• **GIVEN INSTRUCTION**
Pick out each line containing the string "Number" and copy it.

• **RECORDS SHOWN**
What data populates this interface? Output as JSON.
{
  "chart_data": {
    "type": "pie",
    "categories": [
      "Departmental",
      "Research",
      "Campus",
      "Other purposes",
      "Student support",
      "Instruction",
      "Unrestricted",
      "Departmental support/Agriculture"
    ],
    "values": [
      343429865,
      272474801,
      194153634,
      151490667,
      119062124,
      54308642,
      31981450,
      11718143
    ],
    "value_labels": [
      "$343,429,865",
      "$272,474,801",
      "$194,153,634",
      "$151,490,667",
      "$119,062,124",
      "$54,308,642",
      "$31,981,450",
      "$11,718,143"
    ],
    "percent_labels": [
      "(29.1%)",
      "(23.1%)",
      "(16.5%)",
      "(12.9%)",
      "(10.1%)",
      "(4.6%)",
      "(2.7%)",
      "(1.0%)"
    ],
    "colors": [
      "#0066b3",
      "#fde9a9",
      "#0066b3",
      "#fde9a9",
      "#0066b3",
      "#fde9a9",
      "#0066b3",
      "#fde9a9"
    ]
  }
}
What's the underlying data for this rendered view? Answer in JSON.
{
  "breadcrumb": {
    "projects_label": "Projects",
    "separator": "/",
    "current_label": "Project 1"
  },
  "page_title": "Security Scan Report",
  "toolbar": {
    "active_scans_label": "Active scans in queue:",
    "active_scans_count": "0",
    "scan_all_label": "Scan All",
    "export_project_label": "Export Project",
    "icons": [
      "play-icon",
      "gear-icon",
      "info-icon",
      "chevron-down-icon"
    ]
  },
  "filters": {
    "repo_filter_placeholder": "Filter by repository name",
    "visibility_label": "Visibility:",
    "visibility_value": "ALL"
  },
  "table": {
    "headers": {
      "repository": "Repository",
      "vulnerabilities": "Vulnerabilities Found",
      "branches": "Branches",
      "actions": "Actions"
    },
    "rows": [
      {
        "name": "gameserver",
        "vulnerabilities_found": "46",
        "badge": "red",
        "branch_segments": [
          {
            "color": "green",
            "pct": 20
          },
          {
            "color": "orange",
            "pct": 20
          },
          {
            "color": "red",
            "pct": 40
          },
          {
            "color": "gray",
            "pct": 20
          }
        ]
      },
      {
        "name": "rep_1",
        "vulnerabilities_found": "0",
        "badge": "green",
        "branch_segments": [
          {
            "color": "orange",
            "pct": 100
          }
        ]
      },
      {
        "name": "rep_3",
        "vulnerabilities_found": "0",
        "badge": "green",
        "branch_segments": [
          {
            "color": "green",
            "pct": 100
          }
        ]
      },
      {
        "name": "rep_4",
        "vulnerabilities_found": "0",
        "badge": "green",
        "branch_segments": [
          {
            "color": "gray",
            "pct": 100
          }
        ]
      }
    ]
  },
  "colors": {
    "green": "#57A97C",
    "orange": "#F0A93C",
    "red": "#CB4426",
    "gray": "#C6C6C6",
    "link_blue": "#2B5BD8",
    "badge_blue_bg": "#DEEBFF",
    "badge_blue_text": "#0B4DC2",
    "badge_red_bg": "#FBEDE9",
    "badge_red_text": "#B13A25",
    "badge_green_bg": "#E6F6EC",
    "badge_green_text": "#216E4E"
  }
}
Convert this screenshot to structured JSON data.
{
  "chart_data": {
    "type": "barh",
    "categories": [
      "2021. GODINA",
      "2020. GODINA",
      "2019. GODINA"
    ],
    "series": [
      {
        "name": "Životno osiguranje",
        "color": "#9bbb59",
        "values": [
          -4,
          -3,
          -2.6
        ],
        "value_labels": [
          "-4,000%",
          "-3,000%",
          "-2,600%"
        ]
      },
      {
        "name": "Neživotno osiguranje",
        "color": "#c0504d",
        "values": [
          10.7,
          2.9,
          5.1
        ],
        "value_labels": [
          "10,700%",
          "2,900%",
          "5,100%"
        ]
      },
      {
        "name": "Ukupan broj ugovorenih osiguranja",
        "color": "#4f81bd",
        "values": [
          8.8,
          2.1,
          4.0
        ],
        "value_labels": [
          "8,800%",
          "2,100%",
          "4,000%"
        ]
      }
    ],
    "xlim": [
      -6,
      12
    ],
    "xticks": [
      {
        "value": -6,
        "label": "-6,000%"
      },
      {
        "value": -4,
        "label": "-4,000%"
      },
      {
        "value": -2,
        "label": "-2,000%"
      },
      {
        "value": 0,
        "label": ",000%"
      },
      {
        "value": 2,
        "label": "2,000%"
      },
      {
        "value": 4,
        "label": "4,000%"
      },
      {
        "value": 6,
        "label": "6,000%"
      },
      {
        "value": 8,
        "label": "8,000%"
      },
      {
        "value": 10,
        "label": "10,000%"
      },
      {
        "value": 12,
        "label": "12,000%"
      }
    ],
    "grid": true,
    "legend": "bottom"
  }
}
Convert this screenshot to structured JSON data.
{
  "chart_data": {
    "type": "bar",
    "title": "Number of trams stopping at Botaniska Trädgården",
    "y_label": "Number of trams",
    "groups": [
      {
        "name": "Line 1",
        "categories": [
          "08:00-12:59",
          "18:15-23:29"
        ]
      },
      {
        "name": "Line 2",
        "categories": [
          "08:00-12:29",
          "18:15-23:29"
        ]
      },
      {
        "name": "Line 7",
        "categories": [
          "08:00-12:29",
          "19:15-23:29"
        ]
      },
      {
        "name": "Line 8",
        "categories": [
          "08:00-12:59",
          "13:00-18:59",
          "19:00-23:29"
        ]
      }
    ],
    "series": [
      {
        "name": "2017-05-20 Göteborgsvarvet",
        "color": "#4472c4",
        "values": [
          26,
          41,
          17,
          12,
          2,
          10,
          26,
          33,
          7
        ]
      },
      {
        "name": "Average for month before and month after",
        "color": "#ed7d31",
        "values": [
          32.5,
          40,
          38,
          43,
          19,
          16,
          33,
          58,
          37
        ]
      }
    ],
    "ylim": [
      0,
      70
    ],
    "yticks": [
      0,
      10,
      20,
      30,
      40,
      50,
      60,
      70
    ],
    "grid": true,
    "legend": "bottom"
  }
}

• **RESPONSE TO THE EXERCISE**
    "title": "Number of trams stopping at Botaniska Trädgården",
    "y_label": "Number of trams",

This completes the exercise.